■ SET PROBLEM
For the entries that follow, tally the lines holding the string "this". Give the total and nothing else.

■ RAW DATA
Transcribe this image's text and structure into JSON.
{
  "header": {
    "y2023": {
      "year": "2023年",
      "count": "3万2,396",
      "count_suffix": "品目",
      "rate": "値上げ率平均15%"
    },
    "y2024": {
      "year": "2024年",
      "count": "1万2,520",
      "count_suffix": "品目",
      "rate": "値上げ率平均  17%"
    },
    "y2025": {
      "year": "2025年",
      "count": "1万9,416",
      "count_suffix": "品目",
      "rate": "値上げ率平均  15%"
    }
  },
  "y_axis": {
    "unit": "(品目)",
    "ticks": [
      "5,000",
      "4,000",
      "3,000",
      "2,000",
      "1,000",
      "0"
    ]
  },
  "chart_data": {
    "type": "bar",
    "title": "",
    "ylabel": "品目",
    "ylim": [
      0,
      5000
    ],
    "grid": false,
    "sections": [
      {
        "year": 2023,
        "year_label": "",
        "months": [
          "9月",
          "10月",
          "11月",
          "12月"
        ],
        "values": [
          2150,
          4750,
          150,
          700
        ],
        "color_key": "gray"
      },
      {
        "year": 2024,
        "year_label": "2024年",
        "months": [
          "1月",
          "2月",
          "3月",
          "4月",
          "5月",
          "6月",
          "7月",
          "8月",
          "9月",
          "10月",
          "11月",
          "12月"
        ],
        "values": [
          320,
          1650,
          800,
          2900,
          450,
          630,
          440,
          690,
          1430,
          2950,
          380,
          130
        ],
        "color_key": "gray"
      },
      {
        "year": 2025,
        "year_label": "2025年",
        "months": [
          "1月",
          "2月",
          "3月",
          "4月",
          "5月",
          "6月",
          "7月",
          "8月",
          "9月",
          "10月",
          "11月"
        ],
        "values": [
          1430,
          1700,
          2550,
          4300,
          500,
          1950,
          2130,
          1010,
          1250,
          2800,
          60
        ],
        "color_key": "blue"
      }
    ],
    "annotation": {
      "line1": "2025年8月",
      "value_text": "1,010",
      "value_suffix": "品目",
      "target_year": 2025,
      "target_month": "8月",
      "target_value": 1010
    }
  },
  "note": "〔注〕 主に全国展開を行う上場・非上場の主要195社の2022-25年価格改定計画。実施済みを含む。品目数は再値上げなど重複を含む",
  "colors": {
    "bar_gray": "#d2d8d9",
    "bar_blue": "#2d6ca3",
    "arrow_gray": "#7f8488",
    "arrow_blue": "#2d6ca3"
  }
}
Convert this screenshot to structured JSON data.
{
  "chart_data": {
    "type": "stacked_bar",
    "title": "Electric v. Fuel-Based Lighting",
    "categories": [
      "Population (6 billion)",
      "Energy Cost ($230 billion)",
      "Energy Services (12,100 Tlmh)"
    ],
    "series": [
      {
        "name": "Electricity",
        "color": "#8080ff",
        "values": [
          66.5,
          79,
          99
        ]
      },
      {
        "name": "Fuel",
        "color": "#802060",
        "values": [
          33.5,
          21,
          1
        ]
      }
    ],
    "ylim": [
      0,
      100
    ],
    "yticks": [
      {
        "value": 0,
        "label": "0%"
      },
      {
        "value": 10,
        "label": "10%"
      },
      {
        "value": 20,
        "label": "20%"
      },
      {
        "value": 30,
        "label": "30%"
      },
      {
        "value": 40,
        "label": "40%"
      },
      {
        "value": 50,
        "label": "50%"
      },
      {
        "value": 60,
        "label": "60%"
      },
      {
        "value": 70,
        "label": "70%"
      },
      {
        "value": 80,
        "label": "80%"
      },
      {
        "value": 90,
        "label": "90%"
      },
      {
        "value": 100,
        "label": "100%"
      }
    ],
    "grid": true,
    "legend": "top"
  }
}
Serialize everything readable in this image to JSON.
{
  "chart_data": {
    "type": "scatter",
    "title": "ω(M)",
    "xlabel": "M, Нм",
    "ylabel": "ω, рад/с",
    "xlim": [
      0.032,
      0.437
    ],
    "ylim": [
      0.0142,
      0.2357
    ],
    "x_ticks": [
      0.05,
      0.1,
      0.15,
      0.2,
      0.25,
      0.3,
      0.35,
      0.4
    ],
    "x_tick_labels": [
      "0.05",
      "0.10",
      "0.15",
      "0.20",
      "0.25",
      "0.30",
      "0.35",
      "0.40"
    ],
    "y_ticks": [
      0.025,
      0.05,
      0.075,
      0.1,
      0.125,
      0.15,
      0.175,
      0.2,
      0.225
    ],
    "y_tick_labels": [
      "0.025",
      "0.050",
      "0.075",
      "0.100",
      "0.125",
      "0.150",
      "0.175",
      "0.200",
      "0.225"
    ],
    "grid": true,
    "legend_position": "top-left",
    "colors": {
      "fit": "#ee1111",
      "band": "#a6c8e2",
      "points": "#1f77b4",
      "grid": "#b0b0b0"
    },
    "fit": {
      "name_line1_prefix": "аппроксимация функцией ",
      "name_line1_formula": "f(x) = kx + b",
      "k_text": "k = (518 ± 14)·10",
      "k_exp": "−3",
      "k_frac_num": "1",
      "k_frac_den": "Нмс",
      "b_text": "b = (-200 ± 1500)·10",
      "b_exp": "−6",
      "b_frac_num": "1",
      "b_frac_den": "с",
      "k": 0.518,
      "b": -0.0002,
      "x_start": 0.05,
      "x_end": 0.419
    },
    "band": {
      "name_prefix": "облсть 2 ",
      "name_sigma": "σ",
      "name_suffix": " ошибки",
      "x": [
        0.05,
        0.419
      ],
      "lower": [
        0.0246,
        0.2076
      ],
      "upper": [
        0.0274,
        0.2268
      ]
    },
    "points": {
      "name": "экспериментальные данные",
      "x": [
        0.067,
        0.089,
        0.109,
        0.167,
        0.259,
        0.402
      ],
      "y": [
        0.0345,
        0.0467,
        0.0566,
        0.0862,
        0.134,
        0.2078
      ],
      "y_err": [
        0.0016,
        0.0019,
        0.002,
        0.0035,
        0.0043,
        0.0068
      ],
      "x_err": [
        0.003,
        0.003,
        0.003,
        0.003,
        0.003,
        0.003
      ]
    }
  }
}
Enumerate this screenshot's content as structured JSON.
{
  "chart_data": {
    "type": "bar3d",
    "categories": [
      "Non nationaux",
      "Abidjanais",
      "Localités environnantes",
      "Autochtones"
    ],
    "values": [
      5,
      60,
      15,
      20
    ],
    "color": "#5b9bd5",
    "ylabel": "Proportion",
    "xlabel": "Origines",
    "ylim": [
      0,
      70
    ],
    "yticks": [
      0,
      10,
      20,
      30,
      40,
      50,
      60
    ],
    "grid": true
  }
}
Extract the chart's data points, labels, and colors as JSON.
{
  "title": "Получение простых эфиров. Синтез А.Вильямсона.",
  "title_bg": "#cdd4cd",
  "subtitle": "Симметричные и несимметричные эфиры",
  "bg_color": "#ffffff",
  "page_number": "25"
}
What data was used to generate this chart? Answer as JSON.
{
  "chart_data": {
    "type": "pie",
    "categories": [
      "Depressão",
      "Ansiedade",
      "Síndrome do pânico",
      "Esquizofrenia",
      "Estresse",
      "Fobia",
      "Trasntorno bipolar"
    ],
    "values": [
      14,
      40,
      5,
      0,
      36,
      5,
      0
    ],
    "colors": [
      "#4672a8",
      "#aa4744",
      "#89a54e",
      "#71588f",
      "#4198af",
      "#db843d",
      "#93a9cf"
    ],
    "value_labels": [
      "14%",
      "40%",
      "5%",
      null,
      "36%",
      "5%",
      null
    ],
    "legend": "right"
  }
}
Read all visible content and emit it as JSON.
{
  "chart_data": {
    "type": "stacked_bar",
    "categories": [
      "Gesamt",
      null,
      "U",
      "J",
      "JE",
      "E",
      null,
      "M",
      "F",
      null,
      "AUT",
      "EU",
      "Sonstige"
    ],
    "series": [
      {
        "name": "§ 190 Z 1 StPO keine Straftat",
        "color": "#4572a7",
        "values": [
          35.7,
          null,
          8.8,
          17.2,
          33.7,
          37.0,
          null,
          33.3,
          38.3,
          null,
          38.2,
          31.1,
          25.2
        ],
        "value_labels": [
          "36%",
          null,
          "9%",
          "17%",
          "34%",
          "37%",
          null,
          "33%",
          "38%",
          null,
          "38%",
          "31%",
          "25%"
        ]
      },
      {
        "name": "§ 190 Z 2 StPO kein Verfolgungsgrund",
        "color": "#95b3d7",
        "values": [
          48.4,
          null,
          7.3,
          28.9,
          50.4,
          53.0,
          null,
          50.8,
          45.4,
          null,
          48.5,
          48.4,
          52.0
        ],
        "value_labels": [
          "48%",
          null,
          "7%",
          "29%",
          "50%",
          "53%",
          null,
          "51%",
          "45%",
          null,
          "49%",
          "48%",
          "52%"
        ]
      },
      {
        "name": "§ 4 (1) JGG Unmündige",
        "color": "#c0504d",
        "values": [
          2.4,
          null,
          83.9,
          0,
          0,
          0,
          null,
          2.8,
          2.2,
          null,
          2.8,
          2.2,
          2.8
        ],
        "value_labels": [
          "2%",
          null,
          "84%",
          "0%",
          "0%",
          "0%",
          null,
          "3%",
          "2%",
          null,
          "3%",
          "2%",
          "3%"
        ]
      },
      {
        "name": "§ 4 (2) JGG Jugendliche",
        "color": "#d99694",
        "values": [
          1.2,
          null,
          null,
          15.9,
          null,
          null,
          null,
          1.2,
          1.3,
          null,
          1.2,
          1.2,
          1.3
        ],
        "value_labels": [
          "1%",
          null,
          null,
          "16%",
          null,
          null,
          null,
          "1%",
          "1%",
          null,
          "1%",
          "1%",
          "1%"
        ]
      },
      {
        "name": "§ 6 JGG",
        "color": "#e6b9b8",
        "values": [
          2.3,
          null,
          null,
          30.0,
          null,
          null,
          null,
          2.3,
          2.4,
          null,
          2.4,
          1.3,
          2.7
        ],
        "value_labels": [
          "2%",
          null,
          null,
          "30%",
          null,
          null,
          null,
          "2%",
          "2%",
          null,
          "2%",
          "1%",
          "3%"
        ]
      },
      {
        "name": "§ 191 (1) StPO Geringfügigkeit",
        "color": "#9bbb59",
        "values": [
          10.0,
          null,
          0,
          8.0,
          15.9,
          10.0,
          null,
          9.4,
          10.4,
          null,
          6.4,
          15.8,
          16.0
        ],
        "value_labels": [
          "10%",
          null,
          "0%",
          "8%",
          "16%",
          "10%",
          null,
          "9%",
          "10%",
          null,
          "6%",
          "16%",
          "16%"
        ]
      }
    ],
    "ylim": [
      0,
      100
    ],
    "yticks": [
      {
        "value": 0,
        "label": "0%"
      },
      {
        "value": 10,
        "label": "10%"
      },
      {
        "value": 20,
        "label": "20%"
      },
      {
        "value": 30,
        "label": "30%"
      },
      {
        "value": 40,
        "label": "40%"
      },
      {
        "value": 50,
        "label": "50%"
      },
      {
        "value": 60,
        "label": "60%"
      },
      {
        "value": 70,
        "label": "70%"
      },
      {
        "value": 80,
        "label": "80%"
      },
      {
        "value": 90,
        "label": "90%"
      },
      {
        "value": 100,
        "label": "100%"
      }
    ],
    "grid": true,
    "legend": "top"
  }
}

■ FINISHED EXERCISE
5